▶ **Task details**:
All lines in the data bearing the string "this" should be identified and copied.

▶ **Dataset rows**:
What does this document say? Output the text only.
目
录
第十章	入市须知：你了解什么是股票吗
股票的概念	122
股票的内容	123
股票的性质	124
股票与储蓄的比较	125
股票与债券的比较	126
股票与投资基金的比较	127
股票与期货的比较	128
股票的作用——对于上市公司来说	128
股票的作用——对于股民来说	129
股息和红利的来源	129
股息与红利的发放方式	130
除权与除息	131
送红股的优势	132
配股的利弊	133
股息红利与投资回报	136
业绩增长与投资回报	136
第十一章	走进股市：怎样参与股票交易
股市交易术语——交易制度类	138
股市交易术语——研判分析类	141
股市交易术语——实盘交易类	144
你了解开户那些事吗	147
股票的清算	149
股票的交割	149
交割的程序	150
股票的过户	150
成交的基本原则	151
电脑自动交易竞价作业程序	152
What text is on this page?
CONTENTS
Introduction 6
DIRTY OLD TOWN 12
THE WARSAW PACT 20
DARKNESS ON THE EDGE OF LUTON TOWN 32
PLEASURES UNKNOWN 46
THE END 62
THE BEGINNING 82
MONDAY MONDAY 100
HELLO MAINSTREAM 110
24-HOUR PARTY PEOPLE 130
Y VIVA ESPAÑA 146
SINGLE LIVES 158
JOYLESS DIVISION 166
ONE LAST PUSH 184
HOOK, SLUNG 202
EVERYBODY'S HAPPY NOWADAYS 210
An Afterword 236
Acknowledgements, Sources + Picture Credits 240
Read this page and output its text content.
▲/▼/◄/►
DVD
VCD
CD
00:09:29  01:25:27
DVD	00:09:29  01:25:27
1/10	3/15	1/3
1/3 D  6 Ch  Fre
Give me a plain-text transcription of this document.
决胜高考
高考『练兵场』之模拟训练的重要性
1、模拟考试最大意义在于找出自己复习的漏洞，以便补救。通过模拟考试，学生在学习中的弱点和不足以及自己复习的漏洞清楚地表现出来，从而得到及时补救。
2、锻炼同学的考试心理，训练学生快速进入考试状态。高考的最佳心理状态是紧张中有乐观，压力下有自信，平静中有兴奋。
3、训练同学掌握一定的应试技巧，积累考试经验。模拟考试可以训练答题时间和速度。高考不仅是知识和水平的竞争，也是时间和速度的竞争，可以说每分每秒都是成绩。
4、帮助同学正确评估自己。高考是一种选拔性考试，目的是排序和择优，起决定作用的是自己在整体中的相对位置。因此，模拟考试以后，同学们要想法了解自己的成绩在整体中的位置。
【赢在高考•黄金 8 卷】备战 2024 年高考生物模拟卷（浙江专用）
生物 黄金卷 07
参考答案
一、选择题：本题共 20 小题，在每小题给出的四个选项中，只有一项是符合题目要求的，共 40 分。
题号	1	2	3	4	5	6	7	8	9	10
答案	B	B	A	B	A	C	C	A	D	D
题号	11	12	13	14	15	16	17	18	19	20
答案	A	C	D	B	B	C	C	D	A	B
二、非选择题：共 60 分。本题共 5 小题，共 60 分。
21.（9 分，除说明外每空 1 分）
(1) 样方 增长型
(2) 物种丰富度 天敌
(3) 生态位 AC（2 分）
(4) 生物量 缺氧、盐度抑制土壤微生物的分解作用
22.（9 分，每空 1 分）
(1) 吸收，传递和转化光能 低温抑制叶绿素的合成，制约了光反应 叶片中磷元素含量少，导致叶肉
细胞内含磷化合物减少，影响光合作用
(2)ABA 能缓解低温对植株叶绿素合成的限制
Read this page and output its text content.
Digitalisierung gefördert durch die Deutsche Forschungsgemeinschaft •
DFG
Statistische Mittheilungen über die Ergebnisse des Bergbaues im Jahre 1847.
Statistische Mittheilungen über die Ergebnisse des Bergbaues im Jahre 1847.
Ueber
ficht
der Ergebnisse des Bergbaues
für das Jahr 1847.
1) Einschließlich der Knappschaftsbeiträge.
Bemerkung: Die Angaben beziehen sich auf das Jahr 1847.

▶ **Task response**:
What does this document say? Output the text only.
What text is on this page?
Read this page and output its text content.
Give me a plain-text transcription of this document.
Read this page and output its text content.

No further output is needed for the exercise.